→ Exercise directions: Would you output the whole listing below, exactly as it reads?

→ Records shown:
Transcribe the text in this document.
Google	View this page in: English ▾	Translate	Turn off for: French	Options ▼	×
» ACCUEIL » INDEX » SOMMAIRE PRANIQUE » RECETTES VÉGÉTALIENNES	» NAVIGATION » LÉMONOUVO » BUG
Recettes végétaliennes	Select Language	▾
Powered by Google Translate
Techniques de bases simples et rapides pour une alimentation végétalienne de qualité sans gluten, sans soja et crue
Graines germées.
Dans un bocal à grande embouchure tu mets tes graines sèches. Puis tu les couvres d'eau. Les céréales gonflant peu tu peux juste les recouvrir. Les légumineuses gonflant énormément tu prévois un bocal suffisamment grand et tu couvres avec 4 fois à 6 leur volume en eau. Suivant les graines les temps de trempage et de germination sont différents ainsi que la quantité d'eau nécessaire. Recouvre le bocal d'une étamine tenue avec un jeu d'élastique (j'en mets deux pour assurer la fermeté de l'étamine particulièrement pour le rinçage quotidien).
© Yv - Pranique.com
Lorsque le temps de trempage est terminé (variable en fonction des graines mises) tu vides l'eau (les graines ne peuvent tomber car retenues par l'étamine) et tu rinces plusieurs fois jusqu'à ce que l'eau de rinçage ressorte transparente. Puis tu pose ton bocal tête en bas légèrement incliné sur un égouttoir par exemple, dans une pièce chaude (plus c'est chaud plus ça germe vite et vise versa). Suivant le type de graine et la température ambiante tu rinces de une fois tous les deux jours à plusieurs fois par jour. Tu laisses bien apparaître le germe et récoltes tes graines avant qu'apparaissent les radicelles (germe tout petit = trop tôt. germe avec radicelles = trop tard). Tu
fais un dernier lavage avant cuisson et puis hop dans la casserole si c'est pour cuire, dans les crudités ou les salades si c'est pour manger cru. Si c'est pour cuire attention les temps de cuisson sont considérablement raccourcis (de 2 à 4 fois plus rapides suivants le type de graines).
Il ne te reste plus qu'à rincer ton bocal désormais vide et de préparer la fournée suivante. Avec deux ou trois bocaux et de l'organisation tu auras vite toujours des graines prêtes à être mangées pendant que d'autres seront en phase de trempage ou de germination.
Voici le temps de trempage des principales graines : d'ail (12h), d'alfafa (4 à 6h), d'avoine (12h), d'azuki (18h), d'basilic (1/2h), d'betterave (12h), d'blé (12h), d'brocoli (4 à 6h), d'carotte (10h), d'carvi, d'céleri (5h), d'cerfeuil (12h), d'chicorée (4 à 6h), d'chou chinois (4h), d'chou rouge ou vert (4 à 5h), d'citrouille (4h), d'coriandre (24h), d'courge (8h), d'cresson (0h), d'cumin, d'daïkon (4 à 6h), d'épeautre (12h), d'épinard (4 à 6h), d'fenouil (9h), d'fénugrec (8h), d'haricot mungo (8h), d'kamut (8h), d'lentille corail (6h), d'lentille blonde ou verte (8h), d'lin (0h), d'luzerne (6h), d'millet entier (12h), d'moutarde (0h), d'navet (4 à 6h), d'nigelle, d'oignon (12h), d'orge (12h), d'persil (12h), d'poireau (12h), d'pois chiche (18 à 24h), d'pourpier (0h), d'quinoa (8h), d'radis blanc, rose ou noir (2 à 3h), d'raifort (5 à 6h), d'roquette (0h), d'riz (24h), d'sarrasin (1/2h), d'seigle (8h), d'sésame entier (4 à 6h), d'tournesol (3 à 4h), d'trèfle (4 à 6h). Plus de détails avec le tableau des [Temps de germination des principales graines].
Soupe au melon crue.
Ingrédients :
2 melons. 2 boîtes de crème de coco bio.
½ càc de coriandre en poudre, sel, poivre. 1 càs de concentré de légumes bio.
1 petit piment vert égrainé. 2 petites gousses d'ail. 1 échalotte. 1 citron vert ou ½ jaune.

→ Complete answer:
Transcribe the text in this document.
Google	View this page in: English ▾	Translate	Turn off for: French	Options ▼	×
» ACCUEIL » INDEX » SOMMAIRE PRANIQUE » RECETTES VÉGÉTALIENNES	» NAVIGATION » LÉMONOUVO » BUG
Recettes végétaliennes	Select Language	▾
Powered by Google Translate
Techniques de bases simples et rapides pour une alimentation végétalienne de qualité sans gluten, sans soja et crue
Graines germées.
Dans un bocal à grande embouchure tu mets tes graines sèches. Puis tu les couvres d'eau. Les céréales gonflant peu tu peux juste les recouvrir. Les légumineuses gonflant énormément tu prévois un bocal suffisamment grand et tu couvres avec 4 fois à 6 leur volume en eau. Suivant les graines les temps de trempage et de germination sont différents ainsi que la quantité d'eau nécessaire. Recouvre le bocal d'une étamine tenue avec un jeu d'élastique (j'en mets deux pour assurer la fermeté de l'étamine particulièrement pour le rinçage quotidien).
© Yv - Pranique.com
Lorsque le temps de trempage est terminé (variable en fonction des graines mises) tu vides l'eau (les graines ne peuvent tomber car retenues par l'étamine) et tu rinces plusieurs fois jusqu'à ce que l'eau de rinçage ressorte transparente. Puis tu pose ton bocal tête en bas légèrement incliné sur un égouttoir par exemple, dans une pièce chaude (plus c'est chaud plus ça germe vite et vise versa). Suivant le type de graine et la température ambiante tu rinces de une fois tous les deux jours à plusieurs fois par jour. Tu laisses bien apparaître le germe et récoltes tes graines avant qu'apparaissent les radicelles (germe tout petit = trop tôt. germe avec radicelles = trop tard). Tu
fais un dernier lavage avant cuisson et puis hop dans la casserole si c'est pour cuire, dans les crudités ou les salades si c'est pour manger cru. Si c'est pour cuire attention les temps de cuisson sont considérablement raccourcis (de 2 à 4 fois plus rapides suivants le type de graines).
Il ne te reste plus qu'à rincer ton bocal désormais vide et de préparer la fournée suivante. Avec deux ou trois bocaux et de l'organisation tu auras vite toujours des graines prêtes à être mangées pendant que d'autres seront en phase de trempage ou de germination.
Voici le temps de trempage des principales graines : d'ail (12h), d'alfafa (4 à 6h), d'avoine (12h), d'azuki (18h), d'basilic (1/2h), d'betterave (12h), d'blé (12h), d'brocoli (4 à 6h), d'carotte (10h), d'carvi, d'céleri (5h), d'cerfeuil (12h), d'chicorée (4 à 6h), d'chou chinois (4h), d'chou rouge ou vert (4 à 5h), d'citrouille (4h), d'coriandre (24h), d'courge (8h), d'cresson (0h), d'cumin, d'daïkon (4 à 6h), d'épeautre (12h), d'épinard (4 à 6h), d'fenouil (9h), d'fénugrec (8h), d'haricot mungo (8h), d'kamut (8h), d'lentille corail (6h), d'lentille blonde ou verte (8h), d'lin (0h), d'luzerne (6h), d'millet entier (12h), d'moutarde (0h), d'navet (4 à 6h), d'nigelle, d'oignon (12h), d'orge (12h), d'persil (12h), d'poireau (12h), d'pois chiche (18 à 24h), d'pourpier (0h), d'quinoa (8h), d'radis blanc, rose ou noir (2 à 3h), d'raifort (5 à 6h), d'roquette (0h), d'riz (24h), d'sarrasin (1/2h), d'seigle (8h), d'sésame entier (4 à 6h), d'tournesol (3 à 4h), d'trèfle (4 à 6h). Plus de détails avec le tableau des [Temps de germination des principales graines].
Soupe au melon crue.
Ingrédients :
2 melons. 2 boîtes de crème de coco bio.
½ càc de coriandre en poudre, sel, poivre. 1 càs de concentré de légumes bio.
1 petit piment vert égrainé. 2 petites gousses d'ail. 1 échalotte. 1 citron vert ou ½ jaune.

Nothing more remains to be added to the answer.